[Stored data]
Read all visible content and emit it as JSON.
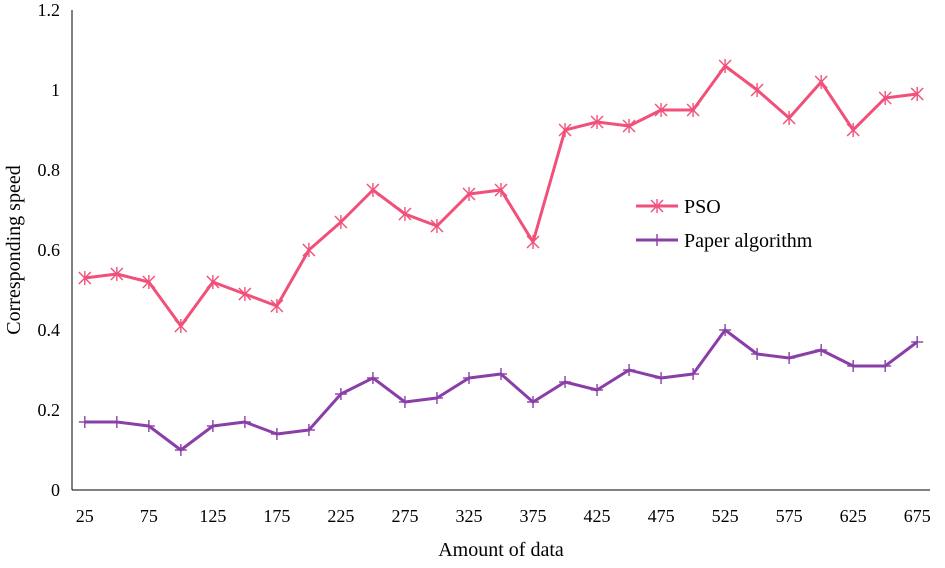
{
  "chart_data": {
    "type": "line",
    "title": "",
    "xlabel": "Amount of data",
    "ylabel": "Corresponding speed",
    "x": [
      25,
      50,
      75,
      100,
      125,
      150,
      175,
      200,
      225,
      250,
      275,
      300,
      325,
      350,
      375,
      400,
      425,
      450,
      475,
      500,
      525,
      550,
      575,
      600,
      625,
      650,
      675
    ],
    "x_tick_labels": [
      "25",
      "75",
      "125",
      "175",
      "225",
      "275",
      "325",
      "375",
      "425",
      "475",
      "525",
      "575",
      "625",
      "675"
    ],
    "y_tick_labels": [
      "0",
      "0.2",
      "0.4",
      "0.6",
      "0.8",
      "1",
      "1.2"
    ],
    "ylim": [
      0,
      1.2
    ],
    "grid": false,
    "legend_position": "center-right",
    "series": [
      {
        "name": "PSO",
        "color": "#f0507a",
        "marker": "asterisk",
        "values": [
          0.53,
          0.54,
          0.52,
          0.41,
          0.52,
          0.49,
          0.46,
          0.6,
          0.67,
          0.75,
          0.69,
          0.66,
          0.74,
          0.75,
          0.62,
          0.9,
          0.92,
          0.91,
          0.95,
          0.95,
          1.06,
          1.0,
          0.93,
          1.02,
          0.9,
          0.98,
          0.99
        ]
      },
      {
        "name": "Paper algorithm",
        "color": "#8a3fa8",
        "marker": "plus",
        "values": [
          0.17,
          0.17,
          0.16,
          0.1,
          0.16,
          0.17,
          0.14,
          0.15,
          0.24,
          0.28,
          0.22,
          0.23,
          0.28,
          0.29,
          0.22,
          0.27,
          0.25,
          0.3,
          0.28,
          0.29,
          0.4,
          0.34,
          0.33,
          0.35,
          0.31,
          0.31,
          0.37
        ]
      }
    ]
  }
}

▸ GIVEN TASK
Leave out the pictures and give the listing above again exactly.

▸ REPLY TO THE TASK
Read all visible content and emit it as JSON.
{
  "chart_data": {
    "type": "line",
    "title": "",
    "xlabel": "Amount of data",
    "ylabel": "Corresponding speed",
    "x": [
      25,
      50,
      75,
      100,
      125,
      150,
      175,
      200,
      225,
      250,
      275,
      300,
      325,
      350,
      375,
      400,
      425,
      450,
      475,
      500,
      525,
      550,
      575,
      600,
      625,
      650,
      675
    ],
    "x_tick_labels": [
      "25",
      "75",
      "125",
      "175",
      "225",
      "275",
      "325",
      "375",
      "425",
      "475",
      "525",
      "575",
      "625",
      "675"
    ],
    "y_tick_labels": [
      "0",
      "0.2",
      "0.4",
      "0.6",
      "0.8",
      "1",
      "1.2"
    ],
    "ylim": [
      0,
      1.2
    ],
    "grid": false,
    "legend_position": "center-right",
    "series": [
      {
        "name": "PSO",
        "color": "#f0507a",
        "marker": "asterisk",
        "values": [
          0.53,
          0.54,
          0.52,
          0.41,
          0.52,
          0.49,
          0.46,
          0.6,
          0.67,
          0.75,
          0.69,
          0.66,
          0.74,
          0.75,
          0.62,
          0.9,
          0.92,
          0.91,
          0.95,
          0.95,
          1.06,
          1.0,
          0.93,
          1.02,
          0.9,
          0.98,
          0.99
        ]
      },
      {
        "name": "Paper algorithm",
        "color": "#8a3fa8",
        "marker": "plus",
        "values": [
          0.17,
          0.17,
          0.16,
          0.1,
          0.16,
          0.17,
          0.14,
          0.15,
          0.24,
          0.28,
          0.22,
          0.23,
          0.28,
          0.29,
          0.22,
          0.27,
          0.25,
          0.3,
          0.28,
          0.29,
          0.4,
          0.34,
          0.33,
          0.35,
          0.31,
          0.31,
          0.37
        ]
      }
    ]
  }
}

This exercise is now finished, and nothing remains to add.